● Description of the task
Collect every line below that contains the word "pathways".
• • •
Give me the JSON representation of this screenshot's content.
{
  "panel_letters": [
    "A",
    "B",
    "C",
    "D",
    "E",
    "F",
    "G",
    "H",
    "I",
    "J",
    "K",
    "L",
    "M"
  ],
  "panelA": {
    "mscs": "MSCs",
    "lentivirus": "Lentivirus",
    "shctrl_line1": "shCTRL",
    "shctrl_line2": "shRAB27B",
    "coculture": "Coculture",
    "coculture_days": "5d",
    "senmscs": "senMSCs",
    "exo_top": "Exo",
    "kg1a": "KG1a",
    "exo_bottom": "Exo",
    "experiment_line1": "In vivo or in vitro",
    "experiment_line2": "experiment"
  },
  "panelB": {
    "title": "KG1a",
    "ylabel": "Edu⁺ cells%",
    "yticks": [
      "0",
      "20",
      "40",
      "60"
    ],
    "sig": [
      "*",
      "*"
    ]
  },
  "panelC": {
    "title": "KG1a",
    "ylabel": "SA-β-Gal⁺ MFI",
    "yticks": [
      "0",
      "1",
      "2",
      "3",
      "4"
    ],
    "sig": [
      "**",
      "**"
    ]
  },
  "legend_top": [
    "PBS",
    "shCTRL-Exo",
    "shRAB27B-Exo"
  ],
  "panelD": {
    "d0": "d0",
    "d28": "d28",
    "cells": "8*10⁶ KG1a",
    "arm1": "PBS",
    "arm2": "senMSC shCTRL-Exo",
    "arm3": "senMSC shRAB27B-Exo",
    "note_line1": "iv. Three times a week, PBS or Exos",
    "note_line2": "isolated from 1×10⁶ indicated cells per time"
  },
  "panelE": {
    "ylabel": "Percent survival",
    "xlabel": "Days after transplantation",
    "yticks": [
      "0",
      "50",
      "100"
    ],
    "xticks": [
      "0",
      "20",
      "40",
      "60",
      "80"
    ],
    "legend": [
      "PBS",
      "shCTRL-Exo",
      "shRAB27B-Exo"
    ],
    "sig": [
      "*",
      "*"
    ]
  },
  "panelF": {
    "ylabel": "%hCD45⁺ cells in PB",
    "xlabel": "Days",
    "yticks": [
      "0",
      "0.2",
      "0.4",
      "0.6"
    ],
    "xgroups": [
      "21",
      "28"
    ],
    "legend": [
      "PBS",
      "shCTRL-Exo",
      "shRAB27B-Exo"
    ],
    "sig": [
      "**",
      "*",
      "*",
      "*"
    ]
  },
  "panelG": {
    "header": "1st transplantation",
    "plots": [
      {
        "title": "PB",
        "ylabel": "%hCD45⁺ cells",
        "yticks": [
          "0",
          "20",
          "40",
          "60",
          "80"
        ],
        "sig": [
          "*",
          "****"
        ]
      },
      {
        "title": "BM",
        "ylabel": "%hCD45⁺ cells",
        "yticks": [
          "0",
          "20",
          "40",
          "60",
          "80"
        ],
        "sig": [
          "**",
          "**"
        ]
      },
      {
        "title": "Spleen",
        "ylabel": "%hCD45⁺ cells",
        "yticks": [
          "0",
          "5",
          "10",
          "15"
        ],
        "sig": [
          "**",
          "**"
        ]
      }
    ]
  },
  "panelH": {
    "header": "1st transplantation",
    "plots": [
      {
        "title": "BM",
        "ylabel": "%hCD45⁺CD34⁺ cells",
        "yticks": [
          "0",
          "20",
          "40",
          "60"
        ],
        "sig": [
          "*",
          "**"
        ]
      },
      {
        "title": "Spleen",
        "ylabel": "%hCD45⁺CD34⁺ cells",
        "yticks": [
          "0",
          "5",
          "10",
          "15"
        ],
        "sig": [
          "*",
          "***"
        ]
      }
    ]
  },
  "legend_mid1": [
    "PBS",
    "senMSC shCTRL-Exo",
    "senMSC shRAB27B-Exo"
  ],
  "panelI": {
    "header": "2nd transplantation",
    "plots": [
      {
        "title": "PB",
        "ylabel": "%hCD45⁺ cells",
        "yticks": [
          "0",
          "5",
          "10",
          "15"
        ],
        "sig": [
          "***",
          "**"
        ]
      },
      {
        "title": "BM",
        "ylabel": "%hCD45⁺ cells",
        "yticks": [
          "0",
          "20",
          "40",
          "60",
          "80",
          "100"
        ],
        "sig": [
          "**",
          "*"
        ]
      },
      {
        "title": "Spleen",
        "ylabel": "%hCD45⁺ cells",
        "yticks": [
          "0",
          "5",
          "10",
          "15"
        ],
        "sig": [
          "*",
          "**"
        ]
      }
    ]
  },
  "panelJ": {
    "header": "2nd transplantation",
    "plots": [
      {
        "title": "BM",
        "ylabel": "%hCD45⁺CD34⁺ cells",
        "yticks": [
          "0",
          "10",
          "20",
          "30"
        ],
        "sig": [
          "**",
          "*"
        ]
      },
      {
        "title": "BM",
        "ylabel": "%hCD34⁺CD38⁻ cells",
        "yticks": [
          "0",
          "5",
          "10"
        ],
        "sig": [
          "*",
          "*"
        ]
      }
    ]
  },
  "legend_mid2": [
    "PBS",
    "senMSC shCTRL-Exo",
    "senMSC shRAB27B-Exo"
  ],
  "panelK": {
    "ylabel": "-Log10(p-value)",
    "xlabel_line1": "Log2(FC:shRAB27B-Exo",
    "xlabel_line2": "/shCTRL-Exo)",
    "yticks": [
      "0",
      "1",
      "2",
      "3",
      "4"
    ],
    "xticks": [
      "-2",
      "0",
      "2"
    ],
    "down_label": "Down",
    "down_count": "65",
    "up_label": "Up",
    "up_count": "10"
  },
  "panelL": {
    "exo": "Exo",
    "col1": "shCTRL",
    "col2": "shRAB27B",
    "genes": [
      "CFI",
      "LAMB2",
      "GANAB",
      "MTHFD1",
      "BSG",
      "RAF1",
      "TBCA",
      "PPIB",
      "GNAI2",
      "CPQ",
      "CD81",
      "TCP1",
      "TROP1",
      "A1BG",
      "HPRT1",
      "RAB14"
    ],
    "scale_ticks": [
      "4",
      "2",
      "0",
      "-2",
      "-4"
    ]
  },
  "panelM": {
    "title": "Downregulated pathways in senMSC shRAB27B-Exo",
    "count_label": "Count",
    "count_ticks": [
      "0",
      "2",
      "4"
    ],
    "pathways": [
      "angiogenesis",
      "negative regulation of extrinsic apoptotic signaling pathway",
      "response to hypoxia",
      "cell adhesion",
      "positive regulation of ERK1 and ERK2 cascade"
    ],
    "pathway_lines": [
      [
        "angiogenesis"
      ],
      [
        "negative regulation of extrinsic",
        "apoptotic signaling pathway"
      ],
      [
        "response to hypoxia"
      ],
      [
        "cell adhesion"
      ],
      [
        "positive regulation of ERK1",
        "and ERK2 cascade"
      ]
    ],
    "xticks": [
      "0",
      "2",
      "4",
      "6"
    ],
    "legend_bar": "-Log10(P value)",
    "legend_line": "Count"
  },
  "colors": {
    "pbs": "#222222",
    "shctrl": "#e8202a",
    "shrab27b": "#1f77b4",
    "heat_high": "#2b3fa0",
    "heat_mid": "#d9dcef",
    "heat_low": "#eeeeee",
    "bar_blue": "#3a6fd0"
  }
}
• • •
● Solution to this task
    "title": "Downregulated pathways in senMSC shRAB27B-Exo",
    "pathways": [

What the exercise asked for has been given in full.